### Provided information:
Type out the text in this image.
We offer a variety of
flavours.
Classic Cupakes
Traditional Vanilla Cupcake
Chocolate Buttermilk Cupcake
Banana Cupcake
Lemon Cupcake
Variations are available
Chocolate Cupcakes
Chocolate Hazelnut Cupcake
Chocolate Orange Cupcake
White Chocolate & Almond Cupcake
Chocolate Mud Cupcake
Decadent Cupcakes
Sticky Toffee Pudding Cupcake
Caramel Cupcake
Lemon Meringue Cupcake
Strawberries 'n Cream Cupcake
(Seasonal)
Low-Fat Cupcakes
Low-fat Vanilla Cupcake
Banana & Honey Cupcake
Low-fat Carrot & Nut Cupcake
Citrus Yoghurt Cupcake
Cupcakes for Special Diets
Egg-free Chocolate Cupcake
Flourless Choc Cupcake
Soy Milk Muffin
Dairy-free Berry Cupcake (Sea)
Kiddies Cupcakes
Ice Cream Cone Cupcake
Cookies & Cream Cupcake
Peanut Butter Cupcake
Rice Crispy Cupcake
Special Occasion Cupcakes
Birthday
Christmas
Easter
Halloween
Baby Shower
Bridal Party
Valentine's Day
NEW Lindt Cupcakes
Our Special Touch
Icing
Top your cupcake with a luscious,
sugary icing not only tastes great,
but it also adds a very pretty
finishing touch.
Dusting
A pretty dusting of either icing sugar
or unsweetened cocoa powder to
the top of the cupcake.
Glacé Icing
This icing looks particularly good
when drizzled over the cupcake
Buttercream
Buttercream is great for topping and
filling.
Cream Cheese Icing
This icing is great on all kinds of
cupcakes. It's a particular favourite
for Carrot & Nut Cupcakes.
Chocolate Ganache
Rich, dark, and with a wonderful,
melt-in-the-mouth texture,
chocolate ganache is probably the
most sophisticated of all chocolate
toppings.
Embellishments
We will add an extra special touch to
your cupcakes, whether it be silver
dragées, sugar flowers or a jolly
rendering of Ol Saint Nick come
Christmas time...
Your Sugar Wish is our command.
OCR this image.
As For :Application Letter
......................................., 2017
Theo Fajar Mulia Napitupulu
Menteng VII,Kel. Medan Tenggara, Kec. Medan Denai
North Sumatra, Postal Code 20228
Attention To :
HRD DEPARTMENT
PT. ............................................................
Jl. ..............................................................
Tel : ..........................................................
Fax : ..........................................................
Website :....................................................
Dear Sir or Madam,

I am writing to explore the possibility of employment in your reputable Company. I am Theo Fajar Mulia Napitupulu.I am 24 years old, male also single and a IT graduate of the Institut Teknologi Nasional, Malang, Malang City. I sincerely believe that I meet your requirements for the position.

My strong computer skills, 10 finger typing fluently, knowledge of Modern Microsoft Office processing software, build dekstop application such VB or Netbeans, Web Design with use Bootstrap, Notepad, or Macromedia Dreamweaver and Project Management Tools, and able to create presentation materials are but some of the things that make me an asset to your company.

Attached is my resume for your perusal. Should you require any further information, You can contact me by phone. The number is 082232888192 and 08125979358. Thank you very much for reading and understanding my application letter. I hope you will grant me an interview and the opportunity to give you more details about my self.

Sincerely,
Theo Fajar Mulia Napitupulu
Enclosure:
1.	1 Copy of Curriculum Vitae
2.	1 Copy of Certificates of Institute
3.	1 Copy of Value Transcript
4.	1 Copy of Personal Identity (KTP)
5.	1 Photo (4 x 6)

### What to work on:
Write out the entries in full, exactly as given.

### Response below:
Type out the text in this image.
We offer a variety of
flavours.
Classic Cupakes
Traditional Vanilla Cupcake
Chocolate Buttermilk Cupcake
Banana Cupcake
Lemon Cupcake
Variations are available
Chocolate Cupcakes
Chocolate Hazelnut Cupcake
Chocolate Orange Cupcake
White Chocolate & Almond Cupcake
Chocolate Mud Cupcake
Decadent Cupcakes
Sticky Toffee Pudding Cupcake
Caramel Cupcake
Lemon Meringue Cupcake
Strawberries 'n Cream Cupcake
(Seasonal)
Low-Fat Cupcakes
Low-fat Vanilla Cupcake
Banana & Honey Cupcake
Low-fat Carrot & Nut Cupcake
Citrus Yoghurt Cupcake
Cupcakes for Special Diets
Egg-free Chocolate Cupcake
Flourless Choc Cupcake
Soy Milk Muffin
Dairy-free Berry Cupcake (Sea)
Kiddies Cupcakes
Ice Cream Cone Cupcake
Cookies & Cream Cupcake
Peanut Butter Cupcake
Rice Crispy Cupcake
Special Occasion Cupcakes
Birthday
Christmas
Easter
Halloween
Baby Shower
Bridal Party
Valentine's Day
NEW Lindt Cupcakes
Our Special Touch
Icing
Top your cupcake with a luscious,
sugary icing not only tastes great,
but it also adds a very pretty
finishing touch.
Dusting
A pretty dusting of either icing sugar
or unsweetened cocoa powder to
the top of the cupcake.
Glacé Icing
This icing looks particularly good
when drizzled over the cupcake
Buttercream
Buttercream is great for topping and
filling.
Cream Cheese Icing
This icing is great on all kinds of
cupcakes. It's a particular favourite
for Carrot & Nut Cupcakes.
Chocolate Ganache
Rich, dark, and with a wonderful,
melt-in-the-mouth texture,
chocolate ganache is probably the
most sophisticated of all chocolate
toppings.
Embellishments
We will add an extra special touch to
your cupcakes, whether it be silver
dragées, sugar flowers or a jolly
rendering of Ol Saint Nick come
Christmas time...
Your Sugar Wish is our command.
OCR this image.
As For :Application Letter
......................................., 2017
Theo Fajar Mulia Napitupulu
Menteng VII,Kel. Medan Tenggara, Kec. Medan Denai
North Sumatra, Postal Code 20228
Attention To :
HRD DEPARTMENT
PT. ............................................................
Jl. ..............................................................
Tel : ..........................................................
Fax : ..........................................................
Website :....................................................
Dear Sir or Madam,

I am writing to explore the possibility of employment in your reputable Company. I am Theo Fajar Mulia Napitupulu.I am 24 years old, male also single and a IT graduate of the Institut Teknologi Nasional, Malang, Malang City. I sincerely believe that I meet your requirements for the position.

My strong computer skills, 10 finger typing fluently, knowledge of Modern Microsoft Office processing software, build dekstop application such VB or Netbeans, Web Design with use Bootstrap, Notepad, or Macromedia Dreamweaver and Project Management Tools, and able to create presentation materials are but some of the things that make me an asset to your company.

Attached is my resume for your perusal. Should you require any further information, You can contact me by phone. The number is 082232888192 and 08125979358. Thank you very much for reading and understanding my application letter. I hope you will grant me an interview and the opportunity to give you more details about my self.

Sincerely,
Theo Fajar Mulia Napitupulu
Enclosure:
1.	1 Copy of Curriculum Vitae
2.	1 Copy of Certificates of Institute
3.	1 Copy of Value Transcript
4.	1 Copy of Personal Identity (KTP)
5.	1 Photo (4 x 6)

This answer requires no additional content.